SHORT EXERCISE -
Give every line from the entries that contains "this".

WORKING DATA -
:::::

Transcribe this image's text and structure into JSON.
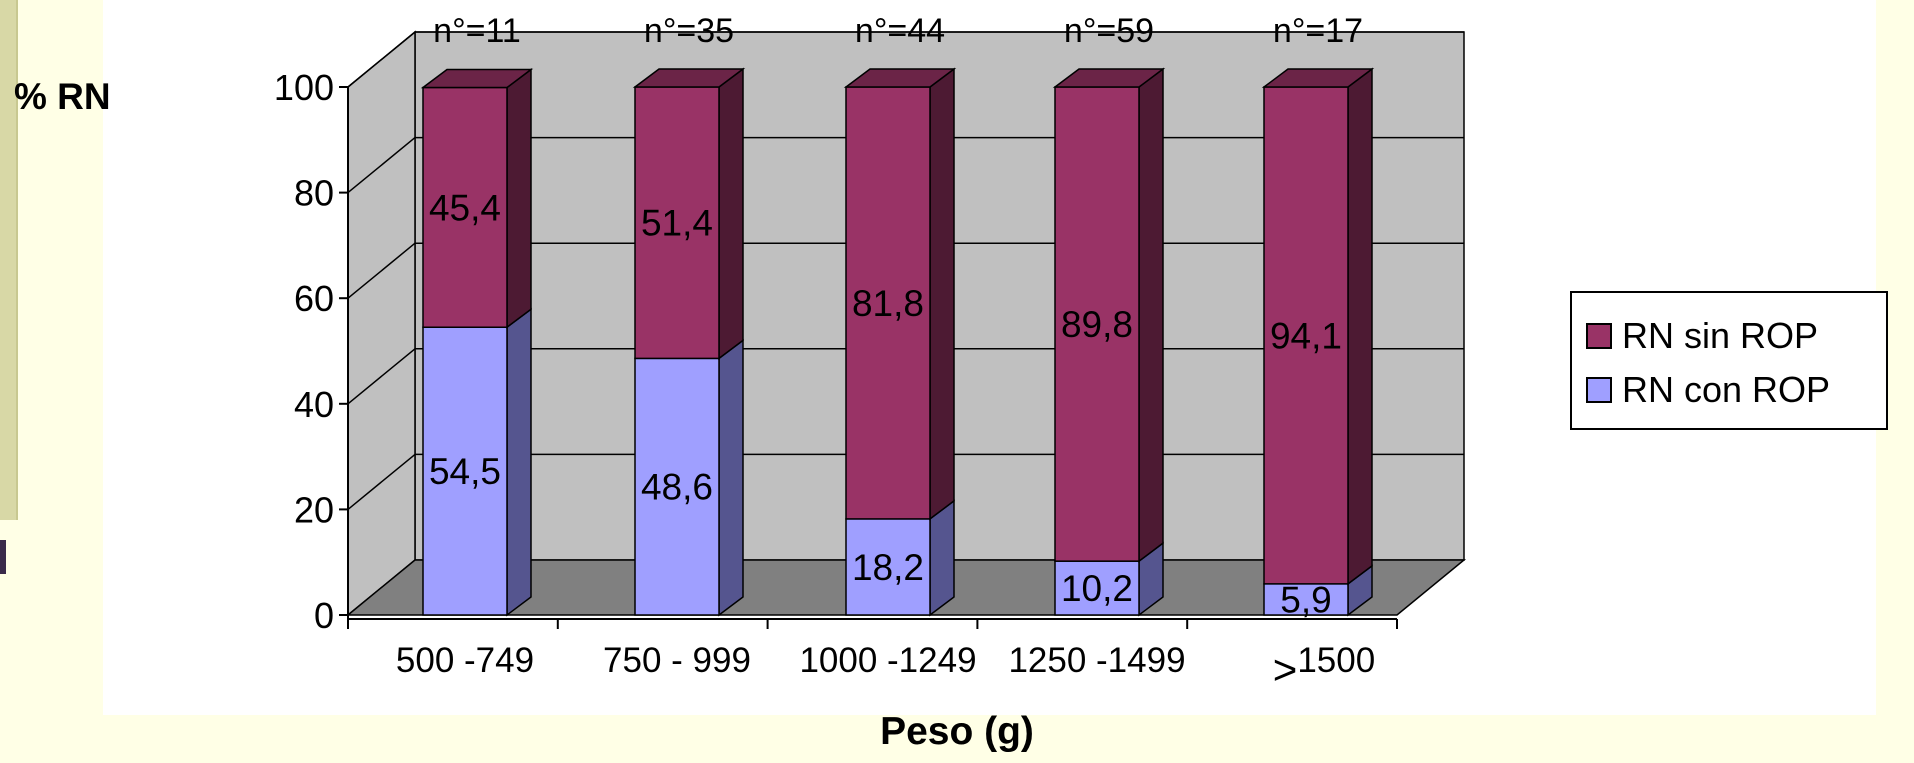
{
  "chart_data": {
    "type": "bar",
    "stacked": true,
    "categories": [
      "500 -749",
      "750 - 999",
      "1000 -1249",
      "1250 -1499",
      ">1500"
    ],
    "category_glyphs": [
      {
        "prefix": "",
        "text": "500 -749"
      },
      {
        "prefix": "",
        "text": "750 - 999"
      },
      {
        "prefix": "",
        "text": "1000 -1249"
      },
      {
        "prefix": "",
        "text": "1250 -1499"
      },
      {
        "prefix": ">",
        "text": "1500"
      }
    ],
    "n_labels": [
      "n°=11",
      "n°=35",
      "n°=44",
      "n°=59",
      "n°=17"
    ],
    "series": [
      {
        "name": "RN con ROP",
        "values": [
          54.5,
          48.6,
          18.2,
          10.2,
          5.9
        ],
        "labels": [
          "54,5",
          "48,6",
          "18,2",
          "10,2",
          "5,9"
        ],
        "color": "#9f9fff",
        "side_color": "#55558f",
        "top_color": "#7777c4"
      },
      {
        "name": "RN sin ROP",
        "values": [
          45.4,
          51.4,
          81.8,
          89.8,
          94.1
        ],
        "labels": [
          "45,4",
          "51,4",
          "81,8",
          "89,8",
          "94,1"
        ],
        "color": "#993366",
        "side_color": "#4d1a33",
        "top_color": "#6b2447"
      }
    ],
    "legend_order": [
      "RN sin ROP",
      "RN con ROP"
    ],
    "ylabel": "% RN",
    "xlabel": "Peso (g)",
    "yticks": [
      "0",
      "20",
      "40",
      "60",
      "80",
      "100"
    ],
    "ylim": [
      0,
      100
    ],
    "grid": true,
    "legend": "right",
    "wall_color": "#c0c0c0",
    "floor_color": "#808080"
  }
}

:::::

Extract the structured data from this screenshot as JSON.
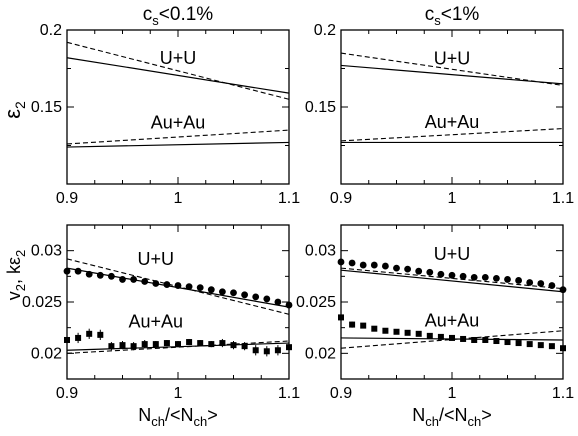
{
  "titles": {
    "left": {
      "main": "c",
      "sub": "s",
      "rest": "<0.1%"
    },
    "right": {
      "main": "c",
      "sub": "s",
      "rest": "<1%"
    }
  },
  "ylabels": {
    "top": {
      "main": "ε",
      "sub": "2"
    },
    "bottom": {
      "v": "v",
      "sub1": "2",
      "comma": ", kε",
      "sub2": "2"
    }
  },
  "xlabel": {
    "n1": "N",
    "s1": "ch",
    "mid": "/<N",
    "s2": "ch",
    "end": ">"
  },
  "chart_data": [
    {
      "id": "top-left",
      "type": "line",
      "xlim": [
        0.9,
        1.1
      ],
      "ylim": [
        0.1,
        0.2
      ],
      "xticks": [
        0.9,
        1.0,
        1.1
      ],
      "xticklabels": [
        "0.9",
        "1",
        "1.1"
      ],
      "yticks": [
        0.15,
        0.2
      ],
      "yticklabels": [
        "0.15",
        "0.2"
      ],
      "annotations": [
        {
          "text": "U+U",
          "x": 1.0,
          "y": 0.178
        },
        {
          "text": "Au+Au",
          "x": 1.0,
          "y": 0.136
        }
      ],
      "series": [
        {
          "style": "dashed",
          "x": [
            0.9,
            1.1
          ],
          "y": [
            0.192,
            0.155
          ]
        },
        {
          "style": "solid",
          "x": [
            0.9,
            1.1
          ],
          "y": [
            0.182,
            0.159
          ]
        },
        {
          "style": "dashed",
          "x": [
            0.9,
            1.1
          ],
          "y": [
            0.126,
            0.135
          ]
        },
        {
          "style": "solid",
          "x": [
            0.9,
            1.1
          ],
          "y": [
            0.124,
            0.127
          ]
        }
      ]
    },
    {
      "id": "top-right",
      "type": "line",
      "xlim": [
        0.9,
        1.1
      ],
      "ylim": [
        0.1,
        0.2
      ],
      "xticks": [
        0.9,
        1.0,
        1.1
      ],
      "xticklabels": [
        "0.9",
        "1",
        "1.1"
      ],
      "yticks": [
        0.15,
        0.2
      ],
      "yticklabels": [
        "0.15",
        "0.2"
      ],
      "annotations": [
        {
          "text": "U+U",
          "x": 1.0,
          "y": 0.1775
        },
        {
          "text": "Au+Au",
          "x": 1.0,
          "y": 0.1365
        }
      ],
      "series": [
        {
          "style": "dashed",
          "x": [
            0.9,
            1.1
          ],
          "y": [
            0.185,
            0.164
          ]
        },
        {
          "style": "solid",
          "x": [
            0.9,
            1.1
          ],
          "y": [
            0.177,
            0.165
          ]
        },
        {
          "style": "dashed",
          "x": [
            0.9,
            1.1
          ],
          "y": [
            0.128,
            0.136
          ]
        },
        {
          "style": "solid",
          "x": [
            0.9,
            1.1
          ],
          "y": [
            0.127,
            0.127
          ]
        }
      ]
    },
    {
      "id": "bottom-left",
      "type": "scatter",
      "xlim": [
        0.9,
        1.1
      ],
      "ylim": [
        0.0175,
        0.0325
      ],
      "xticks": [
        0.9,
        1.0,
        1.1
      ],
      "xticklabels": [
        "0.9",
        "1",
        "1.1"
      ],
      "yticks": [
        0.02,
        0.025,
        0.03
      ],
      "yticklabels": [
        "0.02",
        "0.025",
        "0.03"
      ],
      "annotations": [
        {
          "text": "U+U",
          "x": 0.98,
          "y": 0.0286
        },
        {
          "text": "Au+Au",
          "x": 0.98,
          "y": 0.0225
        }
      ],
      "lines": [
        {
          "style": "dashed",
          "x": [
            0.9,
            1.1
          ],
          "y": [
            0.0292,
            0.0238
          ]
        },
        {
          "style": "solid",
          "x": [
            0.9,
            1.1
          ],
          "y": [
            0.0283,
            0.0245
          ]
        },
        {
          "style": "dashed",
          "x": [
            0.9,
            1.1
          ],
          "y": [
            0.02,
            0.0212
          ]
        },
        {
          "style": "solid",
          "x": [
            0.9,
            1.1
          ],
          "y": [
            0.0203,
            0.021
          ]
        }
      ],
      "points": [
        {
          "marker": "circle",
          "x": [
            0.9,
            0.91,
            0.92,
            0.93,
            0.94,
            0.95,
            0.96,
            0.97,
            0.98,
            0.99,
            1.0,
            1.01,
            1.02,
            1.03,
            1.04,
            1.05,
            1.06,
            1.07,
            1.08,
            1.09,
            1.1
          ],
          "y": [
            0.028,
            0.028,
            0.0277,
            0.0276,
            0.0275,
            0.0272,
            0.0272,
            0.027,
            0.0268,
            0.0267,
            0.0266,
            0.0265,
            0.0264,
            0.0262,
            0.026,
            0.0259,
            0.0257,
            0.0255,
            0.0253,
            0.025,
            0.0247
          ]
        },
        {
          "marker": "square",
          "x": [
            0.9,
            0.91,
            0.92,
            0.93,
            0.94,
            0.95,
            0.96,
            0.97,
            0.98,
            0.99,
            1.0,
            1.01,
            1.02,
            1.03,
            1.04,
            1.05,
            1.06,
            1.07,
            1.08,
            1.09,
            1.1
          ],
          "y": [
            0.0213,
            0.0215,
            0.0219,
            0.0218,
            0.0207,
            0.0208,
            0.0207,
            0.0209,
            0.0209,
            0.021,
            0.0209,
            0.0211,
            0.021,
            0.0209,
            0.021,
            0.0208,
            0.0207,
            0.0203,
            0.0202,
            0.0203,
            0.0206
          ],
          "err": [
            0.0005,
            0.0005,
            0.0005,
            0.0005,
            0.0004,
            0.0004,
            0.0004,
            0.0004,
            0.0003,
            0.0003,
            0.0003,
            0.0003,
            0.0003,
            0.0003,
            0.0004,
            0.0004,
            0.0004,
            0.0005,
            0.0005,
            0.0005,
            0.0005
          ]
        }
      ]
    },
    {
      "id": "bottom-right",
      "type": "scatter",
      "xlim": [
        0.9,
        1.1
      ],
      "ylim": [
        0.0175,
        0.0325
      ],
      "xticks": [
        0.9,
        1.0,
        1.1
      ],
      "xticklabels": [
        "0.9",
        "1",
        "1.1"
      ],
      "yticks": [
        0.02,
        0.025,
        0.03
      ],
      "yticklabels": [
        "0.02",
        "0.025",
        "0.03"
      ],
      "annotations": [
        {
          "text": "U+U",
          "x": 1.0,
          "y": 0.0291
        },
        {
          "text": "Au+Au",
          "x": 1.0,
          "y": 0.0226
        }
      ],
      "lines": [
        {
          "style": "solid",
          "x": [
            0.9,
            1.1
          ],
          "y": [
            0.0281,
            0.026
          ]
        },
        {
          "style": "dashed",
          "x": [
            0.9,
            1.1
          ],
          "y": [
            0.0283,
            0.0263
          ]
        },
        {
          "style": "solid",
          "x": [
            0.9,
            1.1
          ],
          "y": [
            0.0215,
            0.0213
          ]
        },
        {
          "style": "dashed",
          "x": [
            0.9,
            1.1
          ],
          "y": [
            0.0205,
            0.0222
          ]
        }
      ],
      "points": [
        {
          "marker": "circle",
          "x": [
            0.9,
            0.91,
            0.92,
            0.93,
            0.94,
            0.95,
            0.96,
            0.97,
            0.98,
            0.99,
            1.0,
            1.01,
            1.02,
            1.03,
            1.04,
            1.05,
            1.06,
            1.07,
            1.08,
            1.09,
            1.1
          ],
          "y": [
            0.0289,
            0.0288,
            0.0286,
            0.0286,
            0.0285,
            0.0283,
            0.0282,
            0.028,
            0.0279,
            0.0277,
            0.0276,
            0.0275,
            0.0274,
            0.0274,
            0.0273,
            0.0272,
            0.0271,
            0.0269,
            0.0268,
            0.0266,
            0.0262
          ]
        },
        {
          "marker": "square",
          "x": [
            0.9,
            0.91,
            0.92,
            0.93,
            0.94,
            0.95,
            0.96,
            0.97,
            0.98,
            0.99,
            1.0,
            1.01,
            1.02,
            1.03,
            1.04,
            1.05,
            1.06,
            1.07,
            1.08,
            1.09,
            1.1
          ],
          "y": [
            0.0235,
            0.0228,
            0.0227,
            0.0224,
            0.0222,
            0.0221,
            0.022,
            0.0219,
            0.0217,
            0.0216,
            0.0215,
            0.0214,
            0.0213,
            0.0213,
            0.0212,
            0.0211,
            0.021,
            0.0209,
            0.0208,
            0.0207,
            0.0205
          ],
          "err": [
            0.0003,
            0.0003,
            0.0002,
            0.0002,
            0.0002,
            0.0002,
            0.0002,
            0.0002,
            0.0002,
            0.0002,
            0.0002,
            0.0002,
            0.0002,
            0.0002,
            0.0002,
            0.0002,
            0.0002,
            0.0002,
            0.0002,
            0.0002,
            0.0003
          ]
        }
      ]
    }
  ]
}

:::::

CORRECT RESPONSE -
Transcribe this image's text and structure into JSON.
Extract the structured data from this screenshot as JSON.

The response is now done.